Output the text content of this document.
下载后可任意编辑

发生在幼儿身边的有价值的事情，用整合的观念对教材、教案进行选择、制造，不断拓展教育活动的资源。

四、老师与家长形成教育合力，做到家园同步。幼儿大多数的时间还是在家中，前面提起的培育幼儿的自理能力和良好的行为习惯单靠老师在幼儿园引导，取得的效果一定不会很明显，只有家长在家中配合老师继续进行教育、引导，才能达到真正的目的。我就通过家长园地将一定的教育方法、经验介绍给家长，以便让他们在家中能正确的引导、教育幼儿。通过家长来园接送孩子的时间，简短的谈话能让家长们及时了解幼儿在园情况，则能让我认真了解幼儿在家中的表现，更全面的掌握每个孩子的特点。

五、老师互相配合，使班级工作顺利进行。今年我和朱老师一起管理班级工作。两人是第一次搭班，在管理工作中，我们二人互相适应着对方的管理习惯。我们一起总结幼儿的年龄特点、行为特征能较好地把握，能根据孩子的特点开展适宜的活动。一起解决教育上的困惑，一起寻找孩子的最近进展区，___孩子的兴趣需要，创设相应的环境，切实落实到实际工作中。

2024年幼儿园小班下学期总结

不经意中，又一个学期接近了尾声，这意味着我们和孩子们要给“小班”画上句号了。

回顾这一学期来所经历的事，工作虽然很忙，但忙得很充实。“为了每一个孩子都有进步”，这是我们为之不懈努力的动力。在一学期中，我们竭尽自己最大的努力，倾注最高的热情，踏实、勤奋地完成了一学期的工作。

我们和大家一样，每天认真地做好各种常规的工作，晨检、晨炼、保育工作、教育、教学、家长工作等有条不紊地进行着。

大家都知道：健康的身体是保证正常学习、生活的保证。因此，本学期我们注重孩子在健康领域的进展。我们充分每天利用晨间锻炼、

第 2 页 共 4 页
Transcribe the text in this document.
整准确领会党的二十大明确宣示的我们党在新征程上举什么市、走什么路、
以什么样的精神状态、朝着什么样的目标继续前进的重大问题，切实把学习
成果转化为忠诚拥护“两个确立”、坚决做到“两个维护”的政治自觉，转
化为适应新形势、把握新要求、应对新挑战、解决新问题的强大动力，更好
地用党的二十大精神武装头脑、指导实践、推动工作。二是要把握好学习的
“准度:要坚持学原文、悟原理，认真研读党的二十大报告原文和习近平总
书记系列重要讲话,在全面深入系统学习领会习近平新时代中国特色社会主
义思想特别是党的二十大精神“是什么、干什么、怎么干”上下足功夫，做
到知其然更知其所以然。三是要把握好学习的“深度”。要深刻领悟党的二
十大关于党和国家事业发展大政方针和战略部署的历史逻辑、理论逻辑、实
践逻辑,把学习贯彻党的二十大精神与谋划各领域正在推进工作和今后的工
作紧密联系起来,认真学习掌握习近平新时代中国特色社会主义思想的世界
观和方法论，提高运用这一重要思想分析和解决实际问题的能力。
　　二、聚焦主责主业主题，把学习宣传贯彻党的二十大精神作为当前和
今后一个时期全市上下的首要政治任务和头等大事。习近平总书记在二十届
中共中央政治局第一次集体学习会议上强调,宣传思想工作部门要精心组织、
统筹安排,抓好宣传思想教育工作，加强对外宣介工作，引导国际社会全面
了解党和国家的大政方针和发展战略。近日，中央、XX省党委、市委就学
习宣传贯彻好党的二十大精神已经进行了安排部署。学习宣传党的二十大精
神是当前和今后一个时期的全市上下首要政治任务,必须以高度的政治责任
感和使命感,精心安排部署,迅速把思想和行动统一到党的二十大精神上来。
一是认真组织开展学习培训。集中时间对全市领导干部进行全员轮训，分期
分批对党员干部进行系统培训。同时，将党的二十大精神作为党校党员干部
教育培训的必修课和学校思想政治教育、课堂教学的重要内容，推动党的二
────────────────────────────────────────
Task prompt
Please quote exactly the lines from the one containing "Transcribe the text in this document." through the last line of the records above, both included, and nothing else.

Completed exercise
Transcribe the text in this document.
整准确领会党的二十大明确宣示的我们党在新征程上举什么市、走什么路、
以什么样的精神状态、朝着什么样的目标继续前进的重大问题，切实把学习
成果转化为忠诚拥护“两个确立”、坚决做到“两个维护”的政治自觉，转
化为适应新形势、把握新要求、应对新挑战、解决新问题的强大动力，更好
地用党的二十大精神武装头脑、指导实践、推动工作。二是要把握好学习的
“准度:要坚持学原文、悟原理，认真研读党的二十大报告原文和习近平总
书记系列重要讲话,在全面深入系统学习领会习近平新时代中国特色社会主
义思想特别是党的二十大精神“是什么、干什么、怎么干”上下足功夫，做
到知其然更知其所以然。三是要把握好学习的“深度”。要深刻领悟党的二
十大关于党和国家事业发展大政方针和战略部署的历史逻辑、理论逻辑、实
践逻辑,把学习贯彻党的二十大精神与谋划各领域正在推进工作和今后的工
作紧密联系起来,认真学习掌握习近平新时代中国特色社会主义思想的世界
观和方法论，提高运用这一重要思想分析和解决实际问题的能力。
　　二、聚焦主责主业主题，把学习宣传贯彻党的二十大精神作为当前和
今后一个时期全市上下的首要政治任务和头等大事。习近平总书记在二十届
中共中央政治局第一次集体学习会议上强调,宣传思想工作部门要精心组织、
统筹安排,抓好宣传思想教育工作，加强对外宣介工作，引导国际社会全面
了解党和国家的大政方针和发展战略。近日，中央、XX省党委、市委就学
习宣传贯彻好党的二十大精神已经进行了安排部署。学习宣传党的二十大精
神是当前和今后一个时期的全市上下首要政治任务,必须以高度的政治责任
感和使命感,精心安排部署,迅速把思想和行动统一到党的二十大精神上来。
一是认真组织开展学习培训。集中时间对全市领导干部进行全员轮训，分期
分批对党员干部进行系统培训。同时，将党的二十大精神作为党校党员干部
教育培训的必修课和学校思想政治教育、课堂教学的重要内容，推动党的二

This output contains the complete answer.